> [What is asked] Write out all of the records precisely. Skip anything that is a picture.

Extracted data entries
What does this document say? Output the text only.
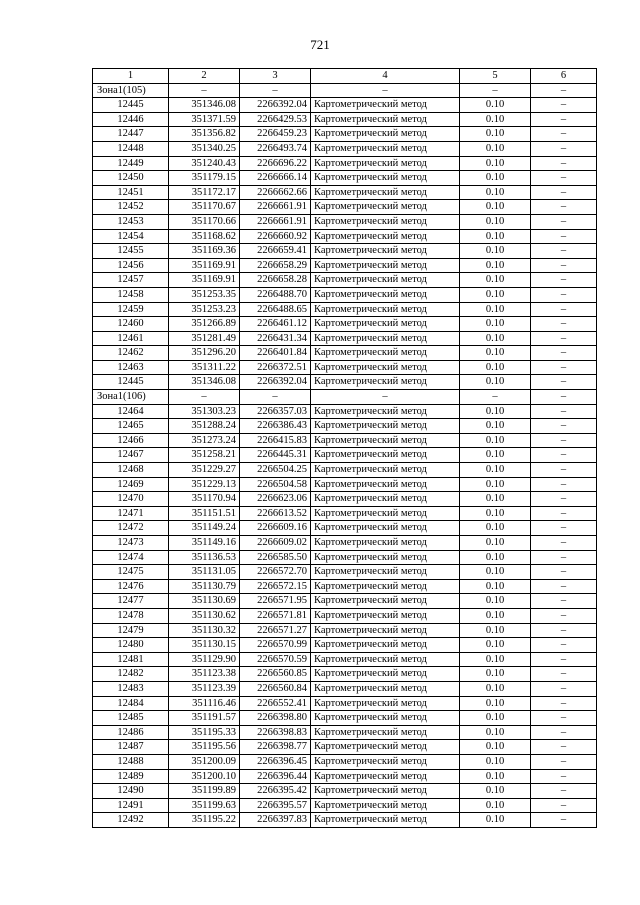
721
1	2	3	4	5	6
Зона1(105)	–	–	–	–	–
12445	351346.08	2266392.04	Картометрический метод	0.10	–
12446	351371.59	2266429.53	Картометрический метод	0.10	–
12447	351356.82	2266459.23	Картометрический метод	0.10	–
12448	351340.25	2266493.74	Картометрический метод	0.10	–
12449	351240.43	2266696.22	Картометрический метод	0.10	–
12450	351179.15	2266666.14	Картометрический метод	0.10	–
12451	351172.17	2266662.66	Картометрический метод	0.10	–
12452	351170.67	2266661.91	Картометрический метод	0.10	–
12453	351170.66	2266661.91	Картометрический метод	0.10	–
12454	351168.62	2266660.92	Картометрический метод	0.10	–
12455	351169.36	2266659.41	Картометрический метод	0.10	–
12456	351169.91	2266658.29	Картометрический метод	0.10	–
12457	351169.91	2266658.28	Картометрический метод	0.10	–
12458	351253.35	2266488.70	Картометрический метод	0.10	–
12459	351253.23	2266488.65	Картометрический метод	0.10	–
12460	351266.89	2266461.12	Картометрический метод	0.10	–
12461	351281.49	2266431.34	Картометрический метод	0.10	–
12462	351296.20	2266401.84	Картометрический метод	0.10	–
12463	351311.22	2266372.51	Картометрический метод	0.10	–
12445	351346.08	2266392.04	Картометрический метод	0.10	–
Зона1(106)	–	–	–	–	–
12464	351303.23	2266357.03	Картометрический метод	0.10	–
12465	351288.24	2266386.43	Картометрический метод	0.10	–
12466	351273.24	2266415.83	Картометрический метод	0.10	–
12467	351258.21	2266445.31	Картометрический метод	0.10	–
12468	351229.27	2266504.25	Картометрический метод	0.10	–
12469	351229.13	2266504.58	Картометрический метод	0.10	–
12470	351170.94	2266623.06	Картометрический метод	0.10	–
12471	351151.51	2266613.52	Картометрический метод	0.10	–
12472	351149.24	2266609.16	Картометрический метод	0.10	–
12473	351149.16	2266609.02	Картометрический метод	0.10	–
12474	351136.53	2266585.50	Картометрический метод	0.10	–
12475	351131.05	2266572.70	Картометрический метод	0.10	–
12476	351130.79	2266572.15	Картометрический метод	0.10	–
12477	351130.69	2266571.95	Картометрический метод	0.10	–
12478	351130.62	2266571.81	Картометрический метод	0.10	–
12479	351130.32	2266571.27	Картометрический метод	0.10	–
12480	351130.15	2266570.99	Картометрический метод	0.10	–
12481	351129.90	2266570.59	Картометрический метод	0.10	–
12482	351123.38	2266560.85	Картометрический метод	0.10	–
12483	351123.39	2266560.84	Картометрический метод	0.10	–
12484	351116.46	2266552.41	Картометрический метод	0.10	–
12485	351191.57	2266398.80	Картометрический метод	0.10	–
12486	351195.33	2266398.83	Картометрический метод	0.10	–
12487	351195.56	2266398.77	Картометрический метод	0.10	–
12488	351200.09	2266396.45	Картометрический метод	0.10	–
12489	351200.10	2266396.44	Картометрический метод	0.10	–
12490	351199.89	2266395.42	Картометрический метод	0.10	–
12491	351199.63	2266395.57	Картометрический метод	0.10	–
12492	351195.22	2266397.83	Картометрический метод	0.10	–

> [Output of the exercise]
What does this document say? Output the text only.
721
1	2	3	4	5	6
Зона1(105)	–	–	–	–	–
12445	351346.08	2266392.04	Картометрический метод	0.10	–
12446	351371.59	2266429.53	Картометрический метод	0.10	–
12447	351356.82	2266459.23	Картометрический метод	0.10	–
12448	351340.25	2266493.74	Картометрический метод	0.10	–
12449	351240.43	2266696.22	Картометрический метод	0.10	–
12450	351179.15	2266666.14	Картометрический метод	0.10	–
12451	351172.17	2266662.66	Картометрический метод	0.10	–
12452	351170.67	2266661.91	Картометрический метод	0.10	–
12453	351170.66	2266661.91	Картометрический метод	0.10	–
12454	351168.62	2266660.92	Картометрический метод	0.10	–
12455	351169.36	2266659.41	Картометрический метод	0.10	–
12456	351169.91	2266658.29	Картометрический метод	0.10	–
12457	351169.91	2266658.28	Картометрический метод	0.10	–
12458	351253.35	2266488.70	Картометрический метод	0.10	–
12459	351253.23	2266488.65	Картометрический метод	0.10	–
12460	351266.89	2266461.12	Картометрический метод	0.10	–
12461	351281.49	2266431.34	Картометрический метод	0.10	–
12462	351296.20	2266401.84	Картометрический метод	0.10	–
12463	351311.22	2266372.51	Картометрический метод	0.10	–
12445	351346.08	2266392.04	Картометрический метод	0.10	–
Зона1(106)	–	–	–	–	–
12464	351303.23	2266357.03	Картометрический метод	0.10	–
12465	351288.24	2266386.43	Картометрический метод	0.10	–
12466	351273.24	2266415.83	Картометрический метод	0.10	–
12467	351258.21	2266445.31	Картометрический метод	0.10	–
12468	351229.27	2266504.25	Картометрический метод	0.10	–
12469	351229.13	2266504.58	Картометрический метод	0.10	–
12470	351170.94	2266623.06	Картометрический метод	0.10	–
12471	351151.51	2266613.52	Картометрический метод	0.10	–
12472	351149.24	2266609.16	Картометрический метод	0.10	–
12473	351149.16	2266609.02	Картометрический метод	0.10	–
12474	351136.53	2266585.50	Картометрический метод	0.10	–
12475	351131.05	2266572.70	Картометрический метод	0.10	–
12476	351130.79	2266572.15	Картометрический метод	0.10	–
12477	351130.69	2266571.95	Картометрический метод	0.10	–
12478	351130.62	2266571.81	Картометрический метод	0.10	–
12479	351130.32	2266571.27	Картометрический метод	0.10	–
12480	351130.15	2266570.99	Картометрический метод	0.10	–
12481	351129.90	2266570.59	Картометрический метод	0.10	–
12482	351123.38	2266560.85	Картометрический метод	0.10	–
12483	351123.39	2266560.84	Картометрический метод	0.10	–
12484	351116.46	2266552.41	Картометрический метод	0.10	–
12485	351191.57	2266398.80	Картометрический метод	0.10	–
12486	351195.33	2266398.83	Картометрический метод	0.10	–
12487	351195.56	2266398.77	Картометрический метод	0.10	–
12488	351200.09	2266396.45	Картометрический метод	0.10	–
12489	351200.10	2266396.44	Картометрический метод	0.10	–
12490	351199.89	2266395.42	Картометрический метод	0.10	–
12491	351199.63	2266395.57	Картометрический метод	0.10	–
12492	351195.22	2266397.83	Картометрический метод	0.10	–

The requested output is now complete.